__OBJECTIVE__.
State only the number of lines that contain the string "index".

__RECORDS SHOWN__.
============

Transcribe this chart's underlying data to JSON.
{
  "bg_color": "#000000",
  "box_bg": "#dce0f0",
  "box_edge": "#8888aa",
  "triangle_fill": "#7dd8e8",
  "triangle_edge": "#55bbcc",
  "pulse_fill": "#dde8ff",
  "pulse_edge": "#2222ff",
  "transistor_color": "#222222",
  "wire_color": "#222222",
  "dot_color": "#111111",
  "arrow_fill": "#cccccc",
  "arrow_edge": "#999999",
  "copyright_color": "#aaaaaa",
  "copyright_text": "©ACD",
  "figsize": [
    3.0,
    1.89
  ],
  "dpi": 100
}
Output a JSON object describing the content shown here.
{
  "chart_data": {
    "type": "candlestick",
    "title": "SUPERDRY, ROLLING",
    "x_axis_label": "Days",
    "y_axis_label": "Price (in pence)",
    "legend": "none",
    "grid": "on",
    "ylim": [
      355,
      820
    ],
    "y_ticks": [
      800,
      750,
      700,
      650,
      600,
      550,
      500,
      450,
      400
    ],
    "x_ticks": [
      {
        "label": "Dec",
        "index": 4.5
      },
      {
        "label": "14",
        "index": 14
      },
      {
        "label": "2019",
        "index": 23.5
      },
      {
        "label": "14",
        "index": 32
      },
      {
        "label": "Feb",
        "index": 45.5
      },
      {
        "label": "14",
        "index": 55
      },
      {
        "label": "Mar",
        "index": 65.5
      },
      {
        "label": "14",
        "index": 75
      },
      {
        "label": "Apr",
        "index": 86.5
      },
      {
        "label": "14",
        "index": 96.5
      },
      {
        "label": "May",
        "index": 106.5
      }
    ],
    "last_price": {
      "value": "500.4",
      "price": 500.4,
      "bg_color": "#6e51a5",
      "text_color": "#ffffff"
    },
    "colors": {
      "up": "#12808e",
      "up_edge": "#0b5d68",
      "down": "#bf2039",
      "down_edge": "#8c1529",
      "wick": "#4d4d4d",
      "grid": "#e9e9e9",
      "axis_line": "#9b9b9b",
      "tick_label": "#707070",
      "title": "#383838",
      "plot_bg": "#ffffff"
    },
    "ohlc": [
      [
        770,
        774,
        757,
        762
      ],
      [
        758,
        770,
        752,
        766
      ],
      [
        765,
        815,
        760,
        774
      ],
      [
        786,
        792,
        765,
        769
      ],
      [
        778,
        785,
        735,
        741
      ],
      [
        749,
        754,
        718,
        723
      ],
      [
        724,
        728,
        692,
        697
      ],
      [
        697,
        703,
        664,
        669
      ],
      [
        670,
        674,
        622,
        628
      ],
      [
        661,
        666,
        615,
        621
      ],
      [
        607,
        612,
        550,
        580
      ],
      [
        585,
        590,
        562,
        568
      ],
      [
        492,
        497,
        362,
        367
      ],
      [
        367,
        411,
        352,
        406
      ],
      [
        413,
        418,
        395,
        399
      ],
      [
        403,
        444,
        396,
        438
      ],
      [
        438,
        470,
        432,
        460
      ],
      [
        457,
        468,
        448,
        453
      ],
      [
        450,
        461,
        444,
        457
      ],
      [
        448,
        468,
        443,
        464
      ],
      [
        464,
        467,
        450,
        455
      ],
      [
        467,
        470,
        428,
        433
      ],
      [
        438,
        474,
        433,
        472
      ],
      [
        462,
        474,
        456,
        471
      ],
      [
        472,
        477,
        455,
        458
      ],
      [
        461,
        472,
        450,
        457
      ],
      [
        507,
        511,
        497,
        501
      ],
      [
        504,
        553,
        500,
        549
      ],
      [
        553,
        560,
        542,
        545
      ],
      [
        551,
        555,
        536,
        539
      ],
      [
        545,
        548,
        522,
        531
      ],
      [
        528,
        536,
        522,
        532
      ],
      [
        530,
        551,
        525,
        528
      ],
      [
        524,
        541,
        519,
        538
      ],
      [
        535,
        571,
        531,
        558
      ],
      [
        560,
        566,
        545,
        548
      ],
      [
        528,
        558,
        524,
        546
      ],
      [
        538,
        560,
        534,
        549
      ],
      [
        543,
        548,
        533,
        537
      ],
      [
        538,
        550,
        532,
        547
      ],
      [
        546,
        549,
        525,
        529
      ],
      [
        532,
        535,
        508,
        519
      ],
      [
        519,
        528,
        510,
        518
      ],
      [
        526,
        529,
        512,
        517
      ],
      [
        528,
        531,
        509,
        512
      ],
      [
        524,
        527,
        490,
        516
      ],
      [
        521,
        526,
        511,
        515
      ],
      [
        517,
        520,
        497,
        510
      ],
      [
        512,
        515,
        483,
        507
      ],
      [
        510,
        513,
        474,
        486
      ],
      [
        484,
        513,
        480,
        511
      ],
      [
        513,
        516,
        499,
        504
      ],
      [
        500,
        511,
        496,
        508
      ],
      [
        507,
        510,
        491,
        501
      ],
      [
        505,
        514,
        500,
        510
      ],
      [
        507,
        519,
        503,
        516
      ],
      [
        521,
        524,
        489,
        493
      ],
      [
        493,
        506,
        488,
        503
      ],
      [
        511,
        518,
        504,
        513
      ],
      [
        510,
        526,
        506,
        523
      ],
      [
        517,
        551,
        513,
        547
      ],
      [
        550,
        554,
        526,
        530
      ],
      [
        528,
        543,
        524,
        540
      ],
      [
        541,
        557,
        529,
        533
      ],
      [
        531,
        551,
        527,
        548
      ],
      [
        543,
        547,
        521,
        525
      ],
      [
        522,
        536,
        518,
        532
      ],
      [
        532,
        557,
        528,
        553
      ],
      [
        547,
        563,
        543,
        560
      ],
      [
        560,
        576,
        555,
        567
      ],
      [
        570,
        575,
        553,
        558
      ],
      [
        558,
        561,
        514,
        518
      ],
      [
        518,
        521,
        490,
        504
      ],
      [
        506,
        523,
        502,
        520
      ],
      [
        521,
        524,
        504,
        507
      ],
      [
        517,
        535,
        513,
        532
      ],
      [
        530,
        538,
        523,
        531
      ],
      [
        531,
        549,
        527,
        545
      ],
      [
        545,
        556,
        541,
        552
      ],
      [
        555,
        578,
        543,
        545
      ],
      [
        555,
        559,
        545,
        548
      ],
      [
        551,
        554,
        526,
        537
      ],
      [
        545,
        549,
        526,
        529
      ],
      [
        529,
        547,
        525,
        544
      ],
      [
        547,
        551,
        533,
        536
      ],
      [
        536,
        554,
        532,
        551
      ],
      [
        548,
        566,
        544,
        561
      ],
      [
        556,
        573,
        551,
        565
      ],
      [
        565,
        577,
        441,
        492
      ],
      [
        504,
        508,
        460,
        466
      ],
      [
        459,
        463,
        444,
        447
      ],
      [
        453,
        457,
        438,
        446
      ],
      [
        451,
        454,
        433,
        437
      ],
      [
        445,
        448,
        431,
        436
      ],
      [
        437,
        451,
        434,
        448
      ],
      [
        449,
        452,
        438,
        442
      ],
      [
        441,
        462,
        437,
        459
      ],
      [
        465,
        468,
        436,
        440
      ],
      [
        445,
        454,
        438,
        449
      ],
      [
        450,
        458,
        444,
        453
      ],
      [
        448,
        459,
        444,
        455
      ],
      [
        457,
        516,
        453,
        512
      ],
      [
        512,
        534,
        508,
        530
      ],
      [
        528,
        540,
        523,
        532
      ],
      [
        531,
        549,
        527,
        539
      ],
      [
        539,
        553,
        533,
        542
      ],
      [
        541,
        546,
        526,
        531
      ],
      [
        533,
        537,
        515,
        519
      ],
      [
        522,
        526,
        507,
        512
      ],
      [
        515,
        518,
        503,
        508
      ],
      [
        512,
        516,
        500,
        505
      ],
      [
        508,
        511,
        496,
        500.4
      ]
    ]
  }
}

============

__SOLUTION TO THIS PROBLEM__.
11